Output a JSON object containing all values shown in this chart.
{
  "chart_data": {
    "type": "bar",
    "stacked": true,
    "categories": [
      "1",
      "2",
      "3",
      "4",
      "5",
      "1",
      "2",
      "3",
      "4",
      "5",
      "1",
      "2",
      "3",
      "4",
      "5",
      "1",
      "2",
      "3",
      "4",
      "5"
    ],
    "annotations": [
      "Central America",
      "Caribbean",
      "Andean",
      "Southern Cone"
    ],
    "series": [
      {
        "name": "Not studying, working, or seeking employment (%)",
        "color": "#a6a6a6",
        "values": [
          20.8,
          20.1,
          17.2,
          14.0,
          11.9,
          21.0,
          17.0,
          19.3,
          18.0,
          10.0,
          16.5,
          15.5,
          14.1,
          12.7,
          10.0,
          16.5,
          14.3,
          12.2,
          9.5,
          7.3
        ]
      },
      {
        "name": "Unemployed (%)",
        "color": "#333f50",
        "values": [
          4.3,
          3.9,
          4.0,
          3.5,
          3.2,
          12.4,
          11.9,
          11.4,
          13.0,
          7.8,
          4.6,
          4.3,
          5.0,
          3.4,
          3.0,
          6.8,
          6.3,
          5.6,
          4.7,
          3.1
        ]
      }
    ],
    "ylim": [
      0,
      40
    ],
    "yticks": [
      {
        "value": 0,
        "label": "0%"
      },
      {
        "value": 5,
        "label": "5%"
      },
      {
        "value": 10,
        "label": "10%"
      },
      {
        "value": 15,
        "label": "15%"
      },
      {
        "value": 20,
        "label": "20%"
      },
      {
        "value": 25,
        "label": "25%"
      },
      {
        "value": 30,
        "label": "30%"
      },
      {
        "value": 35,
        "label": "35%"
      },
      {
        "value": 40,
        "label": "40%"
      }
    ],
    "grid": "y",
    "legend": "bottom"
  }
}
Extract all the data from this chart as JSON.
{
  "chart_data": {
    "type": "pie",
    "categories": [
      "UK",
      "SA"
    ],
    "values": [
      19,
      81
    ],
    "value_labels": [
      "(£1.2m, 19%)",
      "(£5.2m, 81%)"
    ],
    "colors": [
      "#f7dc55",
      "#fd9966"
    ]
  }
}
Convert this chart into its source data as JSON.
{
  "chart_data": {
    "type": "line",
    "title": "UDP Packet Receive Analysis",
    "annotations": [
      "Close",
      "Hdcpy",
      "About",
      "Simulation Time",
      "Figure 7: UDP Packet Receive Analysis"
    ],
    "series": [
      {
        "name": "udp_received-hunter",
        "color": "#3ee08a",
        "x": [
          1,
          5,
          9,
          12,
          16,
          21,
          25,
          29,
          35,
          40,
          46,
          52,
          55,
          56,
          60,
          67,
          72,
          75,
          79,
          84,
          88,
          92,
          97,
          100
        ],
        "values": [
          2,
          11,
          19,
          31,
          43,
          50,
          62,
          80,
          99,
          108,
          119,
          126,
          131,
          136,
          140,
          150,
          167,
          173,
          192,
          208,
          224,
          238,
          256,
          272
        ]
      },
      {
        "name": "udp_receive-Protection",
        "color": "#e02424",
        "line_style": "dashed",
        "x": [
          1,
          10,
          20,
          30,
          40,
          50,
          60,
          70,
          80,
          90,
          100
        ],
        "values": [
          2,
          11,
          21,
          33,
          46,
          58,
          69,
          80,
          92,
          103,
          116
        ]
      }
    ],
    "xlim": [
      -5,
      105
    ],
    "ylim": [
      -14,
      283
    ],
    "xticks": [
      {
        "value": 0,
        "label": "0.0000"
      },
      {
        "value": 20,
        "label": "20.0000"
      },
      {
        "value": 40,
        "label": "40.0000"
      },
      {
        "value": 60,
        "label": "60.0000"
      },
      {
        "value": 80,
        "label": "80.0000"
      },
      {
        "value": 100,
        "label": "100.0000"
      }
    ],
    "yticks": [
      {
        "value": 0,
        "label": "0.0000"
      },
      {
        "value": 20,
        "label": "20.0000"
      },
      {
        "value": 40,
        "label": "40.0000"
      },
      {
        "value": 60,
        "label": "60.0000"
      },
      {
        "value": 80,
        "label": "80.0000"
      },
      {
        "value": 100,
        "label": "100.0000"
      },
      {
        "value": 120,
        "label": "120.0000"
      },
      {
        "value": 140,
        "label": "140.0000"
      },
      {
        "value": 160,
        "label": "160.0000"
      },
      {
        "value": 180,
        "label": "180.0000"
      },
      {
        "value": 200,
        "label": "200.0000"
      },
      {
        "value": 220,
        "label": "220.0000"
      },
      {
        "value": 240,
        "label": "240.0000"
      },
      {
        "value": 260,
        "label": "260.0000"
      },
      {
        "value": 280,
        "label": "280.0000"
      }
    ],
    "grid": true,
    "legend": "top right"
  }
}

---*---

• **Job**: All of the entries above need to be reproduced exactly.

• **Worked solution**:
Output a JSON object containing all values shown in this chart.
{
  "chart_data": {
    "type": "bar",
    "stacked": true,
    "categories": [
      "1",
      "2",
      "3",
      "4",
      "5",
      "1",
      "2",
      "3",
      "4",
      "5",
      "1",
      "2",
      "3",
      "4",
      "5",
      "1",
      "2",
      "3",
      "4",
      "5"
    ],
    "annotations": [
      "Central America",
      "Caribbean",
      "Andean",
      "Southern Cone"
    ],
    "series": [
      {
        "name": "Not studying, working, or seeking employment (%)",
        "color": "#a6a6a6",
        "values": [
          20.8,
          20.1,
          17.2,
          14.0,
          11.9,
          21.0,
          17.0,
          19.3,
          18.0,
          10.0,
          16.5,
          15.5,
          14.1,
          12.7,
          10.0,
          16.5,
          14.3,
          12.2,
          9.5,
          7.3
        ]
      },
      {
        "name": "Unemployed (%)",
        "color": "#333f50",
        "values": [
          4.3,
          3.9,
          4.0,
          3.5,
          3.2,
          12.4,
          11.9,
          11.4,
          13.0,
          7.8,
          4.6,
          4.3,
          5.0,
          3.4,
          3.0,
          6.8,
          6.3,
          5.6,
          4.7,
          3.1
        ]
      }
    ],
    "ylim": [
      0,
      40
    ],
    "yticks": [
      {
        "value": 0,
        "label": "0%"
      },
      {
        "value": 5,
        "label": "5%"
      },
      {
        "value": 10,
        "label": "10%"
      },
      {
        "value": 15,
        "label": "15%"
      },
      {
        "value": 20,
        "label": "20%"
      },
      {
        "value": 25,
        "label": "25%"
      },
      {
        "value": 30,
        "label": "30%"
      },
      {
        "value": 35,
        "label": "35%"
      },
      {
        "value": 40,
        "label": "40%"
      }
    ],
    "grid": "y",
    "legend": "bottom"
  }
}
Extract all the data from this chart as JSON.
{
  "chart_data": {
    "type": "pie",
    "categories": [
      "UK",
      "SA"
    ],
    "values": [
      19,
      81
    ],
    "value_labels": [
      "(£1.2m, 19%)",
      "(£5.2m, 81%)"
    ],
    "colors": [
      "#f7dc55",
      "#fd9966"
    ]
  }
}
Convert this chart into its source data as JSON.
{
  "chart_data": {
    "type": "line",
    "title": "UDP Packet Receive Analysis",
    "annotations": [
      "Close",
      "Hdcpy",
      "About",
      "Simulation Time",
      "Figure 7: UDP Packet Receive Analysis"
    ],
    "series": [
      {
        "name": "udp_received-hunter",
        "color": "#3ee08a",
        "x": [
          1,
          5,
          9,
          12,
          16,
          21,
          25,
          29,
          35,
          40,
          46,
          52,
          55,
          56,
          60,
          67,
          72,
          75,
          79,
          84,
          88,
          92,
          97,
          100
        ],
        "values": [
          2,
          11,
          19,
          31,
          43,
          50,
          62,
          80,
          99,
          108,
          119,
          126,
          131,
          136,
          140,
          150,
          167,
          173,
          192,
          208,
          224,
          238,
          256,
          272
        ]
      },
      {
        "name": "udp_receive-Protection",
        "color": "#e02424",
        "line_style": "dashed",
        "x": [
          1,
          10,
          20,
          30,
          40,
          50,
          60,
          70,
          80,
          90,
          100
        ],
        "values": [
          2,
          11,
          21,
          33,
          46,
          58,
          69,
          80,
          92,
          103,
          116
        ]
      }
    ],
    "xlim": [
      -5,
      105
    ],
    "ylim": [
      -14,
      283
    ],
    "xticks": [
      {
        "value": 0,
        "label": "0.0000"
      },
      {
        "value": 20,
        "label": "20.0000"
      },
      {
        "value": 40,
        "label": "40.0000"
      },
      {
        "value": 60,
        "label": "60.0000"
      },
      {
        "value": 80,
        "label": "80.0000"
      },
      {
        "value": 100,
        "label": "100.0000"
      }
    ],
    "yticks": [
      {
        "value": 0,
        "label": "0.0000"
      },
      {
        "value": 20,
        "label": "20.0000"
      },
      {
        "value": 40,
        "label": "40.0000"
      },
      {
        "value": 60,
        "label": "60.0000"
      },
      {
        "value": 80,
        "label": "80.0000"
      },
      {
        "value": 100,
        "label": "100.0000"
      },
      {
        "value": 120,
        "label": "120.0000"
      },
      {
        "value": 140,
        "label": "140.0000"
      },
      {
        "value": 160,
        "label": "160.0000"
      },
      {
        "value": 180,
        "label": "180.0000"
      },
      {
        "value": 200,
        "label": "200.0000"
      },
      {
        "value": 220,
        "label": "220.0000"
      },
      {
        "value": 240,
        "label": "240.0000"
      },
      {
        "value": 260,
        "label": "260.0000"
      },
      {
        "value": 280,
        "label": "280.0000"
      }
    ],
    "grid": true,
    "legend": "top right"
  }
}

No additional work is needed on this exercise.